• Work to complete
Extract the records in full, leaving every picture out.

• Listing
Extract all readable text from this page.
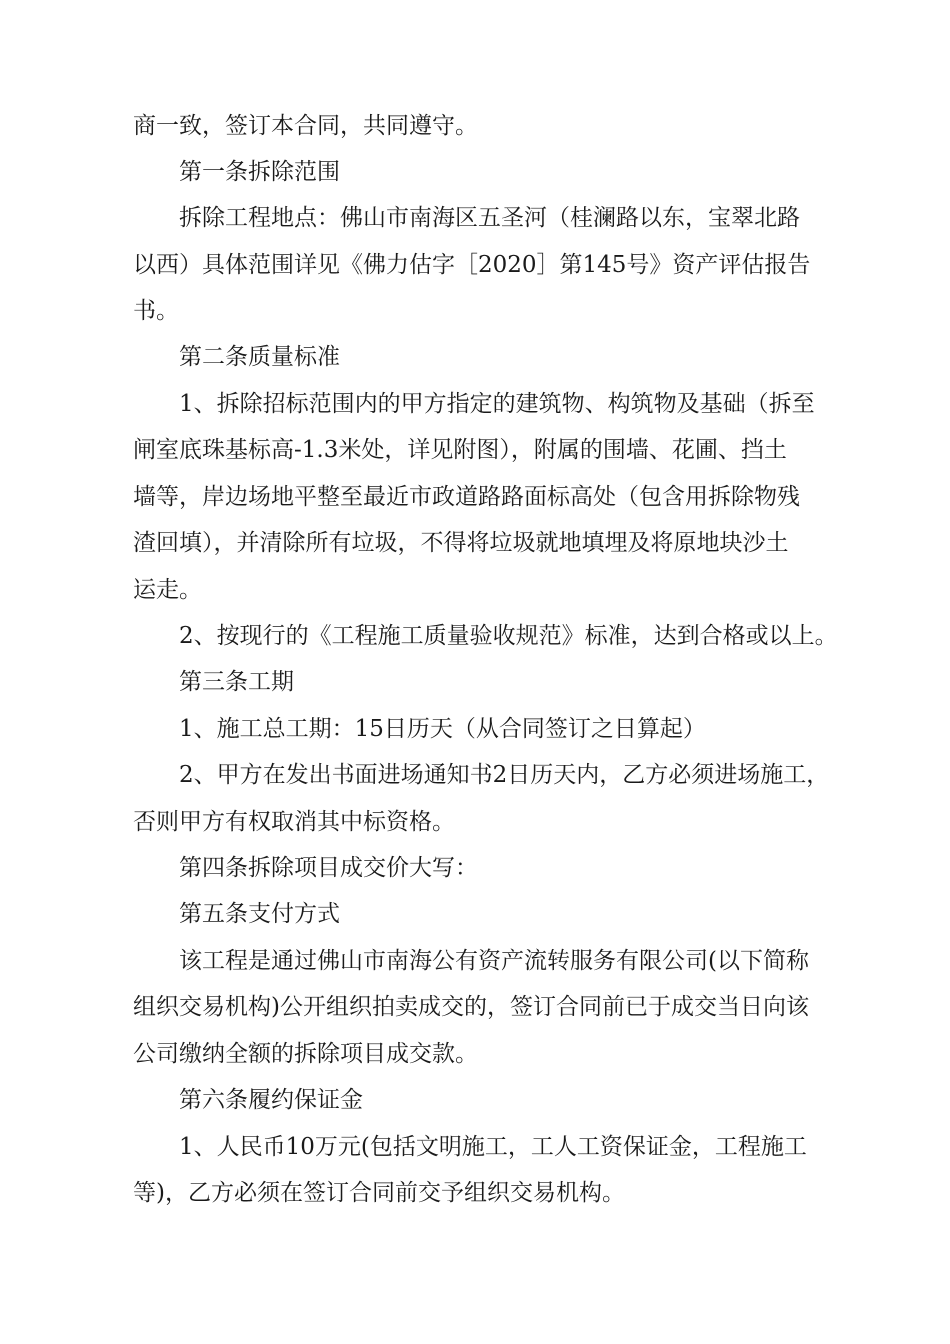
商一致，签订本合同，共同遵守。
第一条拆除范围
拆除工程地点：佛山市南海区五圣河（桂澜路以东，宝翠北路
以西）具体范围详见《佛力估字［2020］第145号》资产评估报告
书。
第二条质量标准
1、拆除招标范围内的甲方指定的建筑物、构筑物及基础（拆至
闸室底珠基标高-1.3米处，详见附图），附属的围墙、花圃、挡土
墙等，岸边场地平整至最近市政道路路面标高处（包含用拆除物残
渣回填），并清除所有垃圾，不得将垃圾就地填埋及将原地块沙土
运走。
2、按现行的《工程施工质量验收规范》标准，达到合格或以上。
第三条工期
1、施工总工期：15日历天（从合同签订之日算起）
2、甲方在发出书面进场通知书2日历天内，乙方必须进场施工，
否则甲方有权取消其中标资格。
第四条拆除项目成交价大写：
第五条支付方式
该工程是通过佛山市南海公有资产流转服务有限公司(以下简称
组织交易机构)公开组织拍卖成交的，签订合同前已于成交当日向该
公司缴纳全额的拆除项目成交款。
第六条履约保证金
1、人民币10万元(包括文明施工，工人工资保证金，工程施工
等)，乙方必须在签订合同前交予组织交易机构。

• Task result
Extract all readable text from this page.
商一致，签订本合同，共同遵守。
第一条拆除范围
拆除工程地点：佛山市南海区五圣河（桂澜路以东，宝翠北路
以西）具体范围详见《佛力估字［2020］第145号》资产评估报告
书。
第二条质量标准
1、拆除招标范围内的甲方指定的建筑物、构筑物及基础（拆至
闸室底珠基标高-1.3米处，详见附图），附属的围墙、花圃、挡土
墙等，岸边场地平整至最近市政道路路面标高处（包含用拆除物残
渣回填），并清除所有垃圾，不得将垃圾就地填埋及将原地块沙土
运走。
2、按现行的《工程施工质量验收规范》标准，达到合格或以上。
第三条工期
1、施工总工期：15日历天（从合同签订之日算起）
2、甲方在发出书面进场通知书2日历天内，乙方必须进场施工，
否则甲方有权取消其中标资格。
第四条拆除项目成交价大写：
第五条支付方式
该工程是通过佛山市南海公有资产流转服务有限公司(以下简称
组织交易机构)公开组织拍卖成交的，签订合同前已于成交当日向该
公司缴纳全额的拆除项目成交款。
第六条履约保证金
1、人民币10万元(包括文明施工，工人工资保证金，工程施工
等)，乙方必须在签订合同前交予组织交易机构。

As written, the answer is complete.